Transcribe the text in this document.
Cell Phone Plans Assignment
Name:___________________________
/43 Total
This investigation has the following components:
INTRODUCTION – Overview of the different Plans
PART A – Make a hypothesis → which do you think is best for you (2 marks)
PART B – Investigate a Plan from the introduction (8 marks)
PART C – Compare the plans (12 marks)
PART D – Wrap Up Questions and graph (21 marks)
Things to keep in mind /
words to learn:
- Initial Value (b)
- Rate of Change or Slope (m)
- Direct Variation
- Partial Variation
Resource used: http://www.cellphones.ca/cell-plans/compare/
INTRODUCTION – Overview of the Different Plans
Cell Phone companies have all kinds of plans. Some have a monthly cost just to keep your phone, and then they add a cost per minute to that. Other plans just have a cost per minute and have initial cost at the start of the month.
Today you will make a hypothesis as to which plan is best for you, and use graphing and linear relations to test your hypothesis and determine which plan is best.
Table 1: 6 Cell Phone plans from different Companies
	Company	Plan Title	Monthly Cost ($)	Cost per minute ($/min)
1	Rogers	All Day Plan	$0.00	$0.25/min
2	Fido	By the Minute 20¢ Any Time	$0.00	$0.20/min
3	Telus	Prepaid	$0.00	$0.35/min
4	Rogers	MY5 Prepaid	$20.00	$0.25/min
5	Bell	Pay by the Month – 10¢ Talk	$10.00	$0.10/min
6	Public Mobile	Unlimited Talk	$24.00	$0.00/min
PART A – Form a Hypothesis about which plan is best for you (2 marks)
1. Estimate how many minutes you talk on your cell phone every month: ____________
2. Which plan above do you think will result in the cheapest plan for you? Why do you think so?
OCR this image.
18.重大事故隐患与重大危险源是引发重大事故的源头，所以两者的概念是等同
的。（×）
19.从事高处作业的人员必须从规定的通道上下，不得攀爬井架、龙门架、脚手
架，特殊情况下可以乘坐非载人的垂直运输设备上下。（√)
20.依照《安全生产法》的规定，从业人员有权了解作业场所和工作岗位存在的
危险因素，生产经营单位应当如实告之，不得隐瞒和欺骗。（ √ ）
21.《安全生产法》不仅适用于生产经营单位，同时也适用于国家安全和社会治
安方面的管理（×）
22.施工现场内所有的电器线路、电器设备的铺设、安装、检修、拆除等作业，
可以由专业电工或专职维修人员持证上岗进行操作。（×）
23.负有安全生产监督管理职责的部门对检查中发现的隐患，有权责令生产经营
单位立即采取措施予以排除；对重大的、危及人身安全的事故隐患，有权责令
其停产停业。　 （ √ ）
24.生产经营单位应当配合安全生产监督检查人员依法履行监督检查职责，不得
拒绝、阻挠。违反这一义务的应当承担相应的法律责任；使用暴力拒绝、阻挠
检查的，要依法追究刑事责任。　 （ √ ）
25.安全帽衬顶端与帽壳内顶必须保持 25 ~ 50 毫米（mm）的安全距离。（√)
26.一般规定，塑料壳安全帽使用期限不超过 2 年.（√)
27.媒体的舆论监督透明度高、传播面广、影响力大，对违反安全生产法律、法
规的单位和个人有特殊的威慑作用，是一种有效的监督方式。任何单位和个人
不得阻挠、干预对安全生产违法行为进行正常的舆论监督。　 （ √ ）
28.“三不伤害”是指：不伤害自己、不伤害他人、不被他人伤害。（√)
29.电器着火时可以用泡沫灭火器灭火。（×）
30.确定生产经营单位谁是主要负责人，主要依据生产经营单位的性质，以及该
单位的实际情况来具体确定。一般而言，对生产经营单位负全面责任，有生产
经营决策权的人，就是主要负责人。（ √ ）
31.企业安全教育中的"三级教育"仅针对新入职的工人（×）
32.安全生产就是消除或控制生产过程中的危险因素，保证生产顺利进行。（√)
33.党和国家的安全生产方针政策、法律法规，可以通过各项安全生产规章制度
----------------------------------------
■ Problem statement: Copy out the whole listing exactly.

■ Exercise response:
Transcribe the text in this document.
Cell Phone Plans Assignment
Name:___________________________
/43 Total
This investigation has the following components:
INTRODUCTION – Overview of the different Plans
PART A – Make a hypothesis → which do you think is best for you (2 marks)
PART B – Investigate a Plan from the introduction (8 marks)
PART C – Compare the plans (12 marks)
PART D – Wrap Up Questions and graph (21 marks)
Things to keep in mind /
words to learn:
- Initial Value (b)
- Rate of Change or Slope (m)
- Direct Variation
- Partial Variation
Resource used: http://www.cellphones.ca/cell-plans/compare/
INTRODUCTION – Overview of the Different Plans
Cell Phone companies have all kinds of plans. Some have a monthly cost just to keep your phone, and then they add a cost per minute to that. Other plans just have a cost per minute and have initial cost at the start of the month.
Today you will make a hypothesis as to which plan is best for you, and use graphing and linear relations to test your hypothesis and determine which plan is best.
Table 1: 6 Cell Phone plans from different Companies
	Company	Plan Title	Monthly Cost ($)	Cost per minute ($/min)
1	Rogers	All Day Plan	$0.00	$0.25/min
2	Fido	By the Minute 20¢ Any Time	$0.00	$0.20/min
3	Telus	Prepaid	$0.00	$0.35/min
4	Rogers	MY5 Prepaid	$20.00	$0.25/min
5	Bell	Pay by the Month – 10¢ Talk	$10.00	$0.10/min
6	Public Mobile	Unlimited Talk	$24.00	$0.00/min
PART A – Form a Hypothesis about which plan is best for you (2 marks)
1. Estimate how many minutes you talk on your cell phone every month: ____________
2. Which plan above do you think will result in the cheapest plan for you? Why do you think so?
OCR this image.
18.重大事故隐患与重大危险源是引发重大事故的源头，所以两者的概念是等同
的。（×）
19.从事高处作业的人员必须从规定的通道上下，不得攀爬井架、龙门架、脚手
架，特殊情况下可以乘坐非载人的垂直运输设备上下。（√)
20.依照《安全生产法》的规定，从业人员有权了解作业场所和工作岗位存在的
危险因素，生产经营单位应当如实告之，不得隐瞒和欺骗。（ √ ）
21.《安全生产法》不仅适用于生产经营单位，同时也适用于国家安全和社会治
安方面的管理（×）
22.施工现场内所有的电器线路、电器设备的铺设、安装、检修、拆除等作业，
可以由专业电工或专职维修人员持证上岗进行操作。（×）
23.负有安全生产监督管理职责的部门对检查中发现的隐患，有权责令生产经营
单位立即采取措施予以排除；对重大的、危及人身安全的事故隐患，有权责令
其停产停业。　 （ √ ）
24.生产经营单位应当配合安全生产监督检查人员依法履行监督检查职责，不得
拒绝、阻挠。违反这一义务的应当承担相应的法律责任；使用暴力拒绝、阻挠
检查的，要依法追究刑事责任。　 （ √ ）
25.安全帽衬顶端与帽壳内顶必须保持 25 ~ 50 毫米（mm）的安全距离。（√)
26.一般规定，塑料壳安全帽使用期限不超过 2 年.（√)
27.媒体的舆论监督透明度高、传播面广、影响力大，对违反安全生产法律、法
规的单位和个人有特殊的威慑作用，是一种有效的监督方式。任何单位和个人
不得阻挠、干预对安全生产违法行为进行正常的舆论监督。　 （ √ ）
28.“三不伤害”是指：不伤害自己、不伤害他人、不被他人伤害。（√)
29.电器着火时可以用泡沫灭火器灭火。（×）
30.确定生产经营单位谁是主要负责人，主要依据生产经营单位的性质，以及该
单位的实际情况来具体确定。一般而言，对生产经营单位负全面责任，有生产
经营决策权的人，就是主要负责人。（ √ ）
31.企业安全教育中的"三级教育"仅针对新入职的工人（×）
32.安全生产就是消除或控制生产过程中的危险因素，保证生产顺利进行。（√)
33.党和国家的安全生产方针政策、法律法规，可以通过各项安全生产规章制度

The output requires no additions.